▶ [EXERCISE OBJECTIVE]: Sort through the entries below and pull out lines containing the word "time".

▶ [RECORDS TO USE]:

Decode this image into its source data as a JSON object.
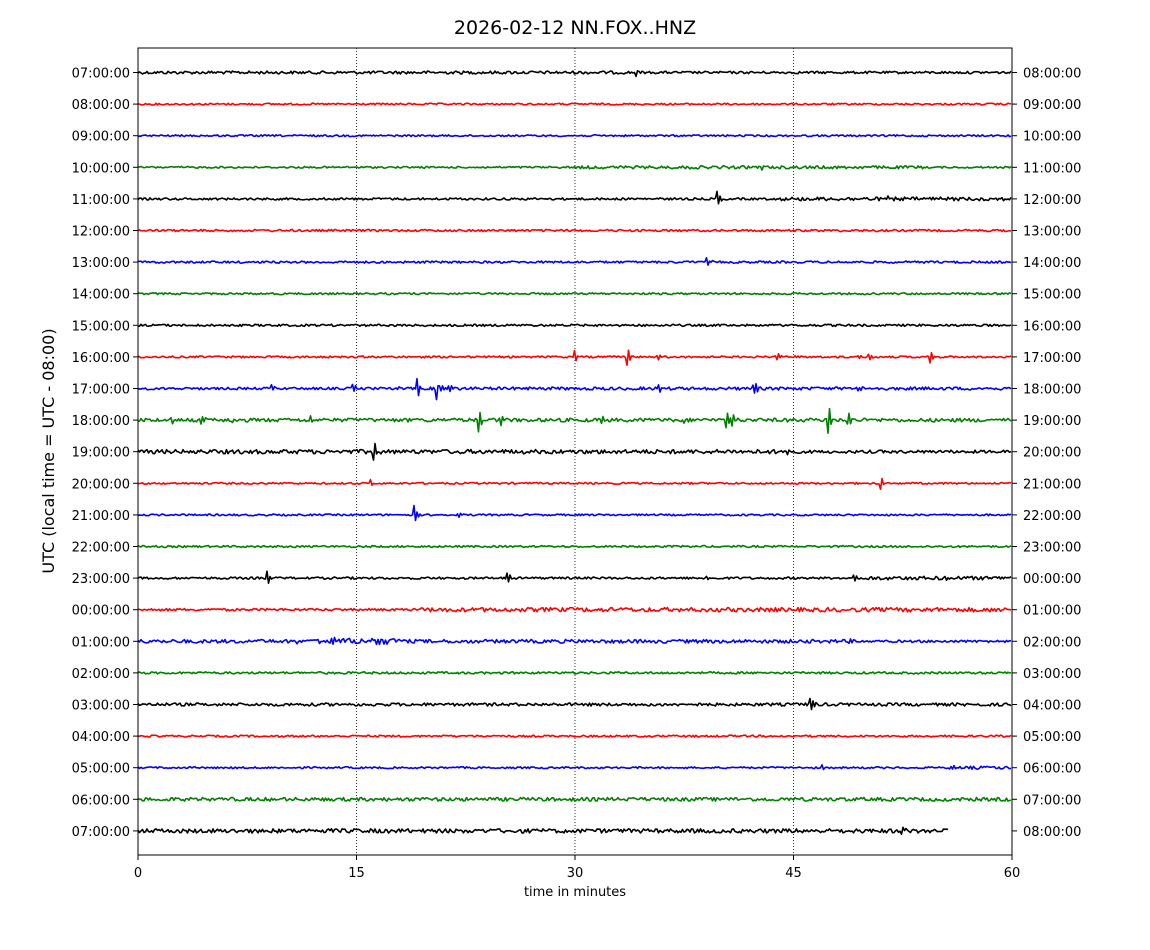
{
  "chart_data": {
    "type": "line",
    "title": "2026-02-12 NN.FOX..HNZ",
    "xlabel": "time in minutes",
    "ylabel": "UTC (local time = UTC - 08:00)",
    "xlim": [
      0,
      60
    ],
    "x_ticks": [
      0,
      15,
      30,
      45,
      60
    ],
    "x_tick_labels": [
      "0",
      "15",
      "30",
      "45",
      "60"
    ],
    "vertical_gridlines": [
      15,
      30,
      45
    ],
    "grid_style": "dotted",
    "colors": [
      "#000000",
      "#ff0000",
      "#0000ff",
      "#008000"
    ],
    "left_labels": [
      "07:00:00",
      "08:00:00",
      "09:00:00",
      "10:00:00",
      "11:00:00",
      "12:00:00",
      "13:00:00",
      "14:00:00",
      "15:00:00",
      "16:00:00",
      "17:00:00",
      "18:00:00",
      "19:00:00",
      "20:00:00",
      "21:00:00",
      "22:00:00",
      "23:00:00",
      "00:00:00",
      "01:00:00",
      "02:00:00",
      "03:00:00",
      "04:00:00",
      "05:00:00",
      "06:00:00",
      "07:00:00"
    ],
    "right_labels": [
      "08:00:00",
      "09:00:00",
      "10:00:00",
      "11:00:00",
      "12:00:00",
      "13:00:00",
      "14:00:00",
      "15:00:00",
      "16:00:00",
      "17:00:00",
      "18:00:00",
      "19:00:00",
      "20:00:00",
      "21:00:00",
      "22:00:00",
      "23:00:00",
      "00:00:00",
      "01:00:00",
      "02:00:00",
      "03:00:00",
      "04:00:00",
      "05:00:00",
      "06:00:00",
      "07:00:00",
      "08:00:00"
    ],
    "traces": [
      {
        "noise": 2.0,
        "end": 60,
        "events": [
          {
            "t": 34.3,
            "amp": 5
          }
        ],
        "noisy_segments": [
          [
            0,
            34,
            2.5
          ]
        ]
      },
      {
        "noise": 1.5,
        "end": 60,
        "events": [],
        "noisy_segments": []
      },
      {
        "noise": 1.5,
        "end": 60,
        "events": [],
        "noisy_segments": []
      },
      {
        "noise": 1.5,
        "end": 60,
        "events": [
          {
            "t": 38.0,
            "amp": 3
          },
          {
            "t": 42.8,
            "amp": 2
          }
        ],
        "noisy_segments": [
          [
            30,
            54,
            2.5
          ]
        ]
      },
      {
        "noise": 1.8,
        "end": 60,
        "events": [
          {
            "t": 39.8,
            "amp": 8
          },
          {
            "t": 51.5,
            "amp": 3
          }
        ],
        "noisy_segments": [
          [
            44,
            60,
            3
          ]
        ]
      },
      {
        "noise": 1.8,
        "end": 60,
        "events": [],
        "noisy_segments": []
      },
      {
        "noise": 1.8,
        "end": 60,
        "events": [
          {
            "t": 39.1,
            "amp": 5
          }
        ],
        "noisy_segments": []
      },
      {
        "noise": 1.6,
        "end": 60,
        "events": [],
        "noisy_segments": []
      },
      {
        "noise": 1.8,
        "end": 60,
        "events": [],
        "noisy_segments": []
      },
      {
        "noise": 1.6,
        "end": 60,
        "events": [
          {
            "t": 30.0,
            "amp": 6
          },
          {
            "t": 33.7,
            "amp": 9
          },
          {
            "t": 35.7,
            "amp": 3
          },
          {
            "t": 44.0,
            "amp": 3
          },
          {
            "t": 45.0,
            "amp": 2
          },
          {
            "t": 49.5,
            "amp": 3
          },
          {
            "t": 50.2,
            "amp": 3
          },
          {
            "t": 52.0,
            "amp": 2
          },
          {
            "t": 54.5,
            "amp": 6
          }
        ],
        "noisy_segments": []
      },
      {
        "noise": 2.0,
        "end": 60,
        "events": [
          {
            "t": 9.2,
            "amp": 4
          },
          {
            "t": 14.8,
            "amp": 5
          },
          {
            "t": 17.6,
            "amp": 5
          },
          {
            "t": 19.2,
            "amp": 9
          },
          {
            "t": 20.6,
            "amp": 24
          },
          {
            "t": 21.4,
            "amp": 5
          },
          {
            "t": 35.8,
            "amp": 4
          },
          {
            "t": 42.3,
            "amp": 9
          },
          {
            "t": 49.4,
            "amp": 4
          },
          {
            "t": 59.0,
            "amp": 2
          }
        ],
        "noisy_segments": [
          [
            20,
            60,
            2.5
          ]
        ]
      },
      {
        "noise": 2.2,
        "end": 60,
        "events": [
          {
            "t": 2.3,
            "amp": 4
          },
          {
            "t": 4.3,
            "amp": 5
          },
          {
            "t": 6.6,
            "amp": 3
          },
          {
            "t": 11.9,
            "amp": 4
          },
          {
            "t": 23.5,
            "amp": 12
          },
          {
            "t": 24.9,
            "amp": 8
          },
          {
            "t": 31.8,
            "amp": 5
          },
          {
            "t": 37.6,
            "amp": 4
          },
          {
            "t": 40.5,
            "amp": 6
          },
          {
            "t": 40.9,
            "amp": 8
          },
          {
            "t": 47.5,
            "amp": 13
          },
          {
            "t": 48.7,
            "amp": 22
          }
        ],
        "noisy_segments": [
          [
            0,
            60,
            3
          ]
        ]
      },
      {
        "noise": 2.5,
        "end": 60,
        "events": [
          {
            "t": 16.3,
            "amp": 9
          },
          {
            "t": 44.7,
            "amp": 5
          }
        ],
        "noisy_segments": [
          [
            0,
            44.5,
            3.5
          ]
        ]
      },
      {
        "noise": 1.5,
        "end": 60,
        "events": [
          {
            "t": 16.0,
            "amp": 3
          },
          {
            "t": 51.1,
            "amp": 7
          }
        ],
        "noisy_segments": []
      },
      {
        "noise": 1.5,
        "end": 60,
        "events": [
          {
            "t": 19.0,
            "amp": 9
          },
          {
            "t": 22.0,
            "amp": 2
          }
        ],
        "noisy_segments": []
      },
      {
        "noise": 1.6,
        "end": 60,
        "events": [],
        "noisy_segments": []
      },
      {
        "noise": 1.8,
        "end": 60,
        "events": [
          {
            "t": 8.9,
            "amp": 7
          },
          {
            "t": 25.4,
            "amp": 6
          },
          {
            "t": 39.1,
            "amp": 2
          },
          {
            "t": 49.2,
            "amp": 7
          },
          {
            "t": 55.3,
            "amp": 4
          }
        ],
        "noisy_segments": [
          [
            49,
            60,
            3
          ]
        ]
      },
      {
        "noise": 2.0,
        "end": 60,
        "events": [],
        "noisy_segments": [
          [
            19,
            60,
            3.5
          ]
        ]
      },
      {
        "noise": 2.0,
        "end": 60,
        "events": [
          {
            "t": 10.9,
            "amp": 4
          },
          {
            "t": 13.5,
            "amp": 3
          },
          {
            "t": 16.5,
            "amp": 4
          },
          {
            "t": 48.8,
            "amp": 4
          }
        ],
        "noisy_segments": [
          [
            0,
            48.6,
            3
          ],
          [
            12,
            18,
            5
          ]
        ]
      },
      {
        "noise": 1.8,
        "end": 60,
        "events": [],
        "noisy_segments": []
      },
      {
        "noise": 2.0,
        "end": 60,
        "events": [
          {
            "t": 46.2,
            "amp": 8
          }
        ],
        "noisy_segments": [
          [
            0,
            60,
            2.5
          ]
        ]
      },
      {
        "noise": 1.6,
        "end": 60,
        "events": [],
        "noisy_segments": []
      },
      {
        "noise": 1.5,
        "end": 60,
        "events": [
          {
            "t": 47.0,
            "amp": 2
          },
          {
            "t": 55.7,
            "amp": 7
          }
        ],
        "noisy_segments": [
          [
            56,
            60,
            2.5
          ]
        ]
      },
      {
        "noise": 2.8,
        "end": 60,
        "events": [],
        "noisy_segments": [
          [
            0,
            60,
            3
          ]
        ]
      },
      {
        "noise": 3.0,
        "end": 55.7,
        "events": [
          {
            "t": 52.4,
            "amp": 7
          }
        ],
        "noisy_segments": [
          [
            0,
            55.7,
            3.5
          ]
        ]
      }
    ]
  }
}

▶ [COMPLETE OUTPUT]:
    "xlabel": "time in minutes",
    "ylabel": "UTC (local time = UTC - 08:00)",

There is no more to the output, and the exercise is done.